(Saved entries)

▽

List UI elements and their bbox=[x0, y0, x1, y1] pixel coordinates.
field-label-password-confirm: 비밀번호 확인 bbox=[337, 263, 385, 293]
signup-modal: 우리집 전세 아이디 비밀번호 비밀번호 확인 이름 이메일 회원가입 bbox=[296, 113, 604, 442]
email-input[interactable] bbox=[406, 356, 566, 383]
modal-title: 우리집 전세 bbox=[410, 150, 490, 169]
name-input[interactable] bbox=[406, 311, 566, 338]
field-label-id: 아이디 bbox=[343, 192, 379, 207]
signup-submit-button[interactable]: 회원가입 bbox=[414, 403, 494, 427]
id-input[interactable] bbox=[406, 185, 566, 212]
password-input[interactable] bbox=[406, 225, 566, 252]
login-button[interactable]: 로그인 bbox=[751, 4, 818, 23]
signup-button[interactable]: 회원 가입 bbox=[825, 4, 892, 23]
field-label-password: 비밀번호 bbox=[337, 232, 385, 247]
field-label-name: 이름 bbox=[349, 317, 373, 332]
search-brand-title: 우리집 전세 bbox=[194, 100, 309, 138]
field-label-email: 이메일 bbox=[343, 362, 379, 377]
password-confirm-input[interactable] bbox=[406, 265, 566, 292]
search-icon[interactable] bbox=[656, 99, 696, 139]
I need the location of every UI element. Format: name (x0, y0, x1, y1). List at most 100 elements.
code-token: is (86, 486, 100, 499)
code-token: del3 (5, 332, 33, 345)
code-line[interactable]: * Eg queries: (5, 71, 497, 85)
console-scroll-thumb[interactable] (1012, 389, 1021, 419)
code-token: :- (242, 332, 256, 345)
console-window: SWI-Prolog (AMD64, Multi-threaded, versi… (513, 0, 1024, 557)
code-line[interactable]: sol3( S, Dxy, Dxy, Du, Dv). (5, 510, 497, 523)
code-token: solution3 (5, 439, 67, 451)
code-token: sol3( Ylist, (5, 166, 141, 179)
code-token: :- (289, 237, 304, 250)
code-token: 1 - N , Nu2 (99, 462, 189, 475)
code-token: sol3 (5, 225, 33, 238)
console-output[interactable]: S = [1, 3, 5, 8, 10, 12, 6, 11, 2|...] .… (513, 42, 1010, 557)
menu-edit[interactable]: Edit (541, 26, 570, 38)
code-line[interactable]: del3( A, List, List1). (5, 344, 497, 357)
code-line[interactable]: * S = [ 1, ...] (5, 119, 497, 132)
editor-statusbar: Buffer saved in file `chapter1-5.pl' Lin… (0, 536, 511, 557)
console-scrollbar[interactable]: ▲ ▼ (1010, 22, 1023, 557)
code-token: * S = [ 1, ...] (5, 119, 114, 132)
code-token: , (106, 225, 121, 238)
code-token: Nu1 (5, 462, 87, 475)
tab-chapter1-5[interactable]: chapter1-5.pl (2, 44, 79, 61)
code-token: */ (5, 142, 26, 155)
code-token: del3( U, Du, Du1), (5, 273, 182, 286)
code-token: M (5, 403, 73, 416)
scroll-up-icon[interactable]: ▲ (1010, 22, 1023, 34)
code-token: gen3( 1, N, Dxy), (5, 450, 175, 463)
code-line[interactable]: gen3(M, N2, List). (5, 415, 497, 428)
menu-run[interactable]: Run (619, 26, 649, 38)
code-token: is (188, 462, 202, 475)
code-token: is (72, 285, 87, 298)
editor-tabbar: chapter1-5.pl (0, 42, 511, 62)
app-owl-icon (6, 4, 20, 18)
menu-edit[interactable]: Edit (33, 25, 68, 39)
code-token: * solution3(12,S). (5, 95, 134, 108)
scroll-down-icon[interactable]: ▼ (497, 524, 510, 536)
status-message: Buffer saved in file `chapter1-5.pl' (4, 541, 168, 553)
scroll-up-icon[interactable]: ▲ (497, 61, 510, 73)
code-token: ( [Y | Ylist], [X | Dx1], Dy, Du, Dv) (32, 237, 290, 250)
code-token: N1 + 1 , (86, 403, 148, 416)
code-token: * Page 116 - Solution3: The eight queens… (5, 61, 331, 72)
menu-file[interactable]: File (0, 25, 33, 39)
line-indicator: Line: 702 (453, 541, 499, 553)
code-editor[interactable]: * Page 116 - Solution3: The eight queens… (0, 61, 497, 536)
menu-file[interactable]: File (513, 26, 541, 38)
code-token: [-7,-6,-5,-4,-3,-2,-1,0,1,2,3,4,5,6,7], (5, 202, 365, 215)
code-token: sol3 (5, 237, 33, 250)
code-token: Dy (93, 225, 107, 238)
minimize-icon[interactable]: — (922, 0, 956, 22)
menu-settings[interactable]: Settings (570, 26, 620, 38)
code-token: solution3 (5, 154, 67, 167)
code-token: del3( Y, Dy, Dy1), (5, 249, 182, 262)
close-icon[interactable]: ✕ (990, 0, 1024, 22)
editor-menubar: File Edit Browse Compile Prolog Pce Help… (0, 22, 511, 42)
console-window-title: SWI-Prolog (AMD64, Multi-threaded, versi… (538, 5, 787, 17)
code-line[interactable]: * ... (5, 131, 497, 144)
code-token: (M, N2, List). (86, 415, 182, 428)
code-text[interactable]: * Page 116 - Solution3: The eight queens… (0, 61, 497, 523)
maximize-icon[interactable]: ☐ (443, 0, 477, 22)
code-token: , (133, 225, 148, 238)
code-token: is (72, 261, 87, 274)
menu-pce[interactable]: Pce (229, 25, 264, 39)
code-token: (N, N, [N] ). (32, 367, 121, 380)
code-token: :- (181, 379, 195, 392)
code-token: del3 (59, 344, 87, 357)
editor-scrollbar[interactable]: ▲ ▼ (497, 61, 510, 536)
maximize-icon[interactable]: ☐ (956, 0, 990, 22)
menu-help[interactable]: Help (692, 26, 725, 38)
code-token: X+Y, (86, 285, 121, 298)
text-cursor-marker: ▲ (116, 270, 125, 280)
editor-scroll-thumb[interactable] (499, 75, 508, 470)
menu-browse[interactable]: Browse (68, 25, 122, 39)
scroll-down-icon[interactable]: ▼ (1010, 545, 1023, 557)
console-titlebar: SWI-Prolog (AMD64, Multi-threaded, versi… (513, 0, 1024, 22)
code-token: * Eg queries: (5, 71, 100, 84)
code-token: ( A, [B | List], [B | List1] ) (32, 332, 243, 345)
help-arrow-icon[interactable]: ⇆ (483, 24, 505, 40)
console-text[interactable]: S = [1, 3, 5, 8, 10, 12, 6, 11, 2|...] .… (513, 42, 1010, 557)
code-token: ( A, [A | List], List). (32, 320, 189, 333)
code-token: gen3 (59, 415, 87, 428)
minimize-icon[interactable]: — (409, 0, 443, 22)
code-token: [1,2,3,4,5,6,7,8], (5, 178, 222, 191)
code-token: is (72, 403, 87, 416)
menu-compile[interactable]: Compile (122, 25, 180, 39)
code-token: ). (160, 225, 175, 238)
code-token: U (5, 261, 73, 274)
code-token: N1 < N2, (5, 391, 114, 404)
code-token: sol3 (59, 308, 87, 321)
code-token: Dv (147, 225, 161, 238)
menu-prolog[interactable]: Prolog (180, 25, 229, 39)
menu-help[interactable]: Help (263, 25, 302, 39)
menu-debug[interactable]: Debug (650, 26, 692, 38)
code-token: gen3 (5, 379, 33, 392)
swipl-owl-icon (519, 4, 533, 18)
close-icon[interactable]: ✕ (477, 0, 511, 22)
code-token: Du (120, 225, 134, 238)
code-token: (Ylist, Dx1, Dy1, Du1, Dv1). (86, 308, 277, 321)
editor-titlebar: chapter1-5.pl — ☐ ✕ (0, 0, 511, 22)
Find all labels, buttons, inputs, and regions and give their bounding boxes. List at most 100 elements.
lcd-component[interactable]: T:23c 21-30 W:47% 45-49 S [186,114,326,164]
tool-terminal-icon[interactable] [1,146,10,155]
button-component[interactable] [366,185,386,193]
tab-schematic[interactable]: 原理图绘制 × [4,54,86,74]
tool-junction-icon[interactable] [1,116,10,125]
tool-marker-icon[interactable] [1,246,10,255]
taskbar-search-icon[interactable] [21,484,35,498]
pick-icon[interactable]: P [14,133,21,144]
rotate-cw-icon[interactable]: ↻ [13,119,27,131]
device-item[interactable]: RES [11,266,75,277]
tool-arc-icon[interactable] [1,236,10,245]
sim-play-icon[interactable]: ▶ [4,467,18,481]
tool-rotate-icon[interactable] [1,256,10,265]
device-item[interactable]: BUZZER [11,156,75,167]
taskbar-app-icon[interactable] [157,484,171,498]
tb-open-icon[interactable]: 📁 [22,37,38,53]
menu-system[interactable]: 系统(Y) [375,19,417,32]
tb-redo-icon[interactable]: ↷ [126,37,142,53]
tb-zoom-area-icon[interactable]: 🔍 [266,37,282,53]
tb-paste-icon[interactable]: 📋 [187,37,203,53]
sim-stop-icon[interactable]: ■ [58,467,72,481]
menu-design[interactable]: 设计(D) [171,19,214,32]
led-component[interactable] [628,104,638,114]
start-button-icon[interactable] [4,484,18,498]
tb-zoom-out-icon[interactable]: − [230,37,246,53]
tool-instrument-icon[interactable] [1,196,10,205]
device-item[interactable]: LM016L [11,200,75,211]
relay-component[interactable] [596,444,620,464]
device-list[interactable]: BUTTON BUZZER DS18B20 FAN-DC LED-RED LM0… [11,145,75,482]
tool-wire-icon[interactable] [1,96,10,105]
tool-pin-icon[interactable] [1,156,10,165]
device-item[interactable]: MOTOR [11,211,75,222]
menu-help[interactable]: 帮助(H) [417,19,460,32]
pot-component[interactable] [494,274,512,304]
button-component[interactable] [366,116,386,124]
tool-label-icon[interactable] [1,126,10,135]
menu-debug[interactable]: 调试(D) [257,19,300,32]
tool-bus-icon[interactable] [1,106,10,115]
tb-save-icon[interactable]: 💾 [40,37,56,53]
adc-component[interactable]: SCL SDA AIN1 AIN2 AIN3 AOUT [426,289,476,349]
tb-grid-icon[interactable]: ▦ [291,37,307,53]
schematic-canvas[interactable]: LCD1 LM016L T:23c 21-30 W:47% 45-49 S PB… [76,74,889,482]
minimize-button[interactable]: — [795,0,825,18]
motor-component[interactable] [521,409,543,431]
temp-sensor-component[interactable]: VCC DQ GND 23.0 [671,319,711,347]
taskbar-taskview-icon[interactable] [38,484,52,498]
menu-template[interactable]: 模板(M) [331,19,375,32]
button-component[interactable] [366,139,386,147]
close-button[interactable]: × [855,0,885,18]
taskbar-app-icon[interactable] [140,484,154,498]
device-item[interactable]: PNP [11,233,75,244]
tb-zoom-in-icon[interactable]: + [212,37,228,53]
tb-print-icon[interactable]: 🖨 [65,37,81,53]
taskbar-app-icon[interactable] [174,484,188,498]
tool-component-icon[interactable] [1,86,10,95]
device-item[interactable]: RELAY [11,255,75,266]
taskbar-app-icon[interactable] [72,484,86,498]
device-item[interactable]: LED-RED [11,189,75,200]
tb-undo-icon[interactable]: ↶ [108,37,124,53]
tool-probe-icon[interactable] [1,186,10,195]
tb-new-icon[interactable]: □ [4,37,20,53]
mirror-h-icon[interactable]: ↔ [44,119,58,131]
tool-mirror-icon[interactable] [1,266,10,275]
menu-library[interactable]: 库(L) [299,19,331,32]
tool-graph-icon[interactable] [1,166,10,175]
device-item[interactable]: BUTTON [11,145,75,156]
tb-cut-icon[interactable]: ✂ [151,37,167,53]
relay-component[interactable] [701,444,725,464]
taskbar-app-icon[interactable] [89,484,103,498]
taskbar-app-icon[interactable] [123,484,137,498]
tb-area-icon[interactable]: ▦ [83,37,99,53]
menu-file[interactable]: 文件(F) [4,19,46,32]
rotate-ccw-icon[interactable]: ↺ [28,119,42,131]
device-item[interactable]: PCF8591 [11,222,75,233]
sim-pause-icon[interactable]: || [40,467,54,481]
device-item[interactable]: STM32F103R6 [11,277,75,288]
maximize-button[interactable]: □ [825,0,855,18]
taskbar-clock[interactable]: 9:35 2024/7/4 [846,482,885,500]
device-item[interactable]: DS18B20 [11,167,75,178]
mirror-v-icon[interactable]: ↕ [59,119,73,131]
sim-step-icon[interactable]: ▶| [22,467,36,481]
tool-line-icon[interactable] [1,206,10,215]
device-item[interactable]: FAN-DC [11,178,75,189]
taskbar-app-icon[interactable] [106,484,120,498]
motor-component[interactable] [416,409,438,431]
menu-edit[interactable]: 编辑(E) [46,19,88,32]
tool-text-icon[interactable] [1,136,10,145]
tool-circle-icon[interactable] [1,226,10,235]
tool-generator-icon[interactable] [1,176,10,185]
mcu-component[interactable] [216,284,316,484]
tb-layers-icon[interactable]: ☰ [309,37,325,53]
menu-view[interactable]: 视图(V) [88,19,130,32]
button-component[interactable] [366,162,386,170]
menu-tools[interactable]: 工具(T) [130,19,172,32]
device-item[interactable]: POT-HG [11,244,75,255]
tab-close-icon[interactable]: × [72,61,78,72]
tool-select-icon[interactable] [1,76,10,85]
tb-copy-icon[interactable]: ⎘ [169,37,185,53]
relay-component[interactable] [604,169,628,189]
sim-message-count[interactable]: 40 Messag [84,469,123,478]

△

Copy the listing above word for word, starting from its first line and ending with the line that contains "email-input[interactable] bbox=[406, 356, 566, 383]", including that line.

> _CORRECT OUTPUT_
List UI elements and their bbox=[x0, y0, x1, y1] pixel coordinates.
field-label-password-confirm: 비밀번호 확인 bbox=[337, 263, 385, 293]
signup-modal: 우리집 전세 아이디 비밀번호 비밀번호 확인 이름 이메일 회원가입 bbox=[296, 113, 604, 442]
email-input[interactable] bbox=[406, 356, 566, 383]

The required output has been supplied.